== What to produce ==
Wherever the word "Charmaine" shows up in the data, report the line it sits in.

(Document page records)
*****

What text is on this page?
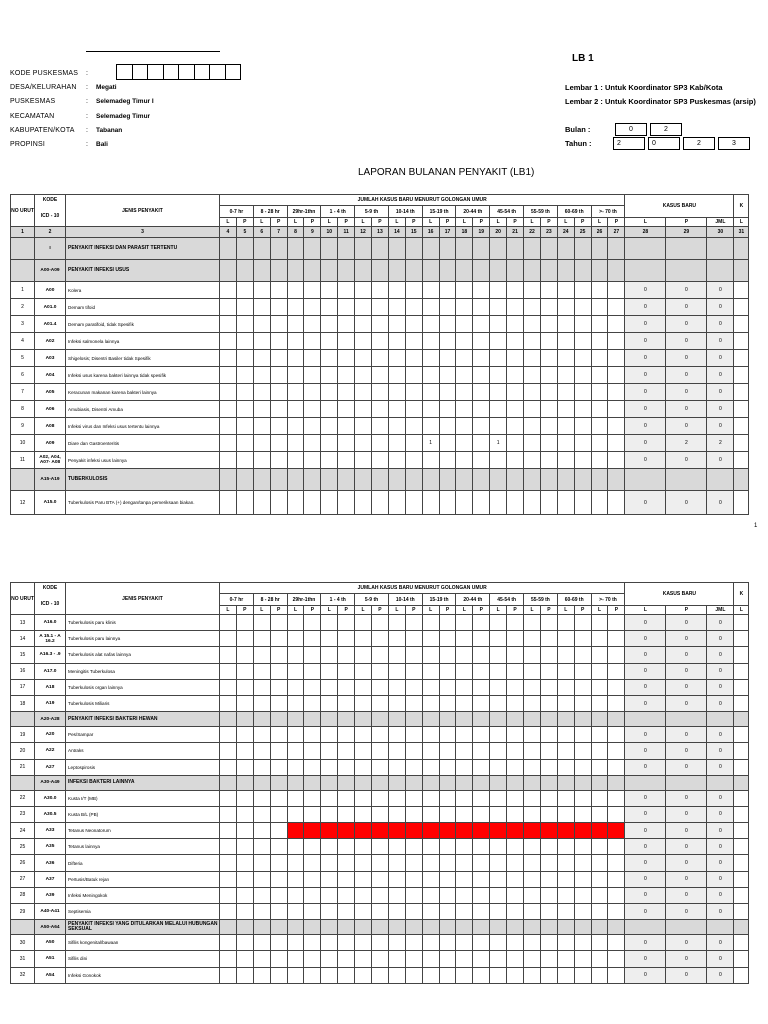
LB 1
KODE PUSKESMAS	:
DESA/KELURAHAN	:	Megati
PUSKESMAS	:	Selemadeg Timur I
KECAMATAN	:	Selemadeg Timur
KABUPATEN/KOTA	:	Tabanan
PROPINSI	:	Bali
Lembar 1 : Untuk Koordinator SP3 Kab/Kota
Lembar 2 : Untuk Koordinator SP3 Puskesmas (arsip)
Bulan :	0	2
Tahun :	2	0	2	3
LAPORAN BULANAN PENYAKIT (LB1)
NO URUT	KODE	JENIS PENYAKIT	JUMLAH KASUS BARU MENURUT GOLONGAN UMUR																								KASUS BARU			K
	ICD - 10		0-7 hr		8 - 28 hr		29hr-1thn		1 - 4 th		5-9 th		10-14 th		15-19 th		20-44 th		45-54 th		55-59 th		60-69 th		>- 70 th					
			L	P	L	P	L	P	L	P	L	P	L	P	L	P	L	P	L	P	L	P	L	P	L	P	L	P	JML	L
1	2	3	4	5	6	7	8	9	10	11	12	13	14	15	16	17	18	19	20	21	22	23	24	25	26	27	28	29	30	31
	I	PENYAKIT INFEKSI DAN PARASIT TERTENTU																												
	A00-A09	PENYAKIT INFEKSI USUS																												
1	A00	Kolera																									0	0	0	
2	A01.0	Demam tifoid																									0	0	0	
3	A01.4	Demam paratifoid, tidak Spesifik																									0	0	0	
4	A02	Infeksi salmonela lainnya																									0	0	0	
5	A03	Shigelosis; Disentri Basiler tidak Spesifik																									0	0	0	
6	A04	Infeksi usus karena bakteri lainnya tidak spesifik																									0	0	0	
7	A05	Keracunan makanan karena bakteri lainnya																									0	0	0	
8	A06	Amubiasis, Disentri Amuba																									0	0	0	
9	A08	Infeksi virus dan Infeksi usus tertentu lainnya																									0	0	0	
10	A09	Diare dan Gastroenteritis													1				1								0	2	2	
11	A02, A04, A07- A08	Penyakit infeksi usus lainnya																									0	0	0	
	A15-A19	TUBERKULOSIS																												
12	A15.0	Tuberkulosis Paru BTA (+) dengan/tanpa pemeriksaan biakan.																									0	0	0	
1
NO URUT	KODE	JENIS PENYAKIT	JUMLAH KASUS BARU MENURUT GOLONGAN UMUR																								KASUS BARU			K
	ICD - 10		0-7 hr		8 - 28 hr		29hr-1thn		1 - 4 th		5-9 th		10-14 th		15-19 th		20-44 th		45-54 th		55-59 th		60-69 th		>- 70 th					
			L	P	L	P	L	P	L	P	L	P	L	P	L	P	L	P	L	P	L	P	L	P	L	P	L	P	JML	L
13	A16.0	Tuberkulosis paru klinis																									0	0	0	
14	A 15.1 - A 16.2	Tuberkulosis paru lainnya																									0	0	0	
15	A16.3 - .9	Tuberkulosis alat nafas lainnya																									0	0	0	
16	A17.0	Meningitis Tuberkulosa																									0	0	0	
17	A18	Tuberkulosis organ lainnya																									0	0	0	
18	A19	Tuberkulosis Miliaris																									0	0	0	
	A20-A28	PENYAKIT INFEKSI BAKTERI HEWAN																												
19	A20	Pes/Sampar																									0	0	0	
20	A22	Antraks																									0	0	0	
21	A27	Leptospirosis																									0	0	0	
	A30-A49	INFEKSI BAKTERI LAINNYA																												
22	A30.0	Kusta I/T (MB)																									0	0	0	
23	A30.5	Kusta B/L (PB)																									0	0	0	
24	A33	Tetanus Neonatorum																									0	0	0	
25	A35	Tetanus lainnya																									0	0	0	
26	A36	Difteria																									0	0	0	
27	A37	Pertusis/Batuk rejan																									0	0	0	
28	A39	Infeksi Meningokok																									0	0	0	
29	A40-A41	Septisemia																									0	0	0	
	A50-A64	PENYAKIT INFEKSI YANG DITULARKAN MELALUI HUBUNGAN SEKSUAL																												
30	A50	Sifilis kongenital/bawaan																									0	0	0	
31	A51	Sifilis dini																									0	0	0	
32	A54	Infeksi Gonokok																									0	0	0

*****

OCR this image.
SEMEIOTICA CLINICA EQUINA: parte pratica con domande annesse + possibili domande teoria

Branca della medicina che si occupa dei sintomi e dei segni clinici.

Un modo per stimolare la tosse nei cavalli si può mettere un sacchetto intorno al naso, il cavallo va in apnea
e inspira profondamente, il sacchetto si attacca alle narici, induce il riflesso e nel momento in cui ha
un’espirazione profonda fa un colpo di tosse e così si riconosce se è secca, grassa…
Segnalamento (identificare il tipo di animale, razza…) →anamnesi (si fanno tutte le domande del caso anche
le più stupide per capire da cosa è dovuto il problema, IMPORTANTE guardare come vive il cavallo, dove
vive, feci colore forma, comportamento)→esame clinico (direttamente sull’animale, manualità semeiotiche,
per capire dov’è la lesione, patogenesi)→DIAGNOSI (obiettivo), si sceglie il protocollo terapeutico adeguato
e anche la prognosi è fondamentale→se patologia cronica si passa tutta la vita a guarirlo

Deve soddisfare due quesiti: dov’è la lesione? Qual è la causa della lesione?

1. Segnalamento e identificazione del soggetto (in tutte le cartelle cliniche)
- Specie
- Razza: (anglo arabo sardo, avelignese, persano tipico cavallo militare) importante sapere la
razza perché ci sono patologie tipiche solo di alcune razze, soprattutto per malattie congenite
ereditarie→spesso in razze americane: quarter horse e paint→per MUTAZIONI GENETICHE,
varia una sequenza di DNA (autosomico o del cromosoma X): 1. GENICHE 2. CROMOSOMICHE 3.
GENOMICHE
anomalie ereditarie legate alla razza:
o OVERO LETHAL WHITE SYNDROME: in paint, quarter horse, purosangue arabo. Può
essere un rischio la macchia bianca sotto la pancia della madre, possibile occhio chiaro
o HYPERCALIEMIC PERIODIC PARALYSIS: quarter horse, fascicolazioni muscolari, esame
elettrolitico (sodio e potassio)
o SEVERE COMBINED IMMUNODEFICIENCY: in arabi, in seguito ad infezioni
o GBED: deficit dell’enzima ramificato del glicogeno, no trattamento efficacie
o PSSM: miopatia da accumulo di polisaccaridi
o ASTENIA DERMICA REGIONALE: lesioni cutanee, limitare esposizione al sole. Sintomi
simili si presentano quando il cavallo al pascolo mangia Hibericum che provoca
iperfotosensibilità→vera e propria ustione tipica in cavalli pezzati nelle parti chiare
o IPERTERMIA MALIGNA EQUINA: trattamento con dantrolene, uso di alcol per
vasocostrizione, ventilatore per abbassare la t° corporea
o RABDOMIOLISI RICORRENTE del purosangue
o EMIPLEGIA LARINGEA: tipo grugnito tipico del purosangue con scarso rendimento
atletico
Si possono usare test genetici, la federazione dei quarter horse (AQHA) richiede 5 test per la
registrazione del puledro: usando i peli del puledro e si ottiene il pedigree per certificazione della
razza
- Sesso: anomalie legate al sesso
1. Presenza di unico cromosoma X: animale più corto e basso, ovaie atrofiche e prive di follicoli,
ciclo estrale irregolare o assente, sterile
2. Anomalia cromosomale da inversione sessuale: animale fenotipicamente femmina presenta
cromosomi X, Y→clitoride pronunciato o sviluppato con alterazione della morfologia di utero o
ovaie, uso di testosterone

*****

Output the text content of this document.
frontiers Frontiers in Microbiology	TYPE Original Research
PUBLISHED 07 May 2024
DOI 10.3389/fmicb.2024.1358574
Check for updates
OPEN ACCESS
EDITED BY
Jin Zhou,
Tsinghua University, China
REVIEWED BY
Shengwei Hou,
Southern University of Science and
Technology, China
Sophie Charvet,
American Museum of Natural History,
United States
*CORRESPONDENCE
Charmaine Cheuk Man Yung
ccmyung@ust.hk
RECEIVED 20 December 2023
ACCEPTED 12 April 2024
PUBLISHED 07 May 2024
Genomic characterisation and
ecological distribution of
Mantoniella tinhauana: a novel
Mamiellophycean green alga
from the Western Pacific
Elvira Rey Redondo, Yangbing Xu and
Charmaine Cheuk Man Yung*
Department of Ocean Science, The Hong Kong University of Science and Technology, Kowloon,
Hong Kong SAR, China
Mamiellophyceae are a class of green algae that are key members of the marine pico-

*****

== Output below ==
Charmaine Cheuk Man Yung
Charmaine Cheuk Man Yung*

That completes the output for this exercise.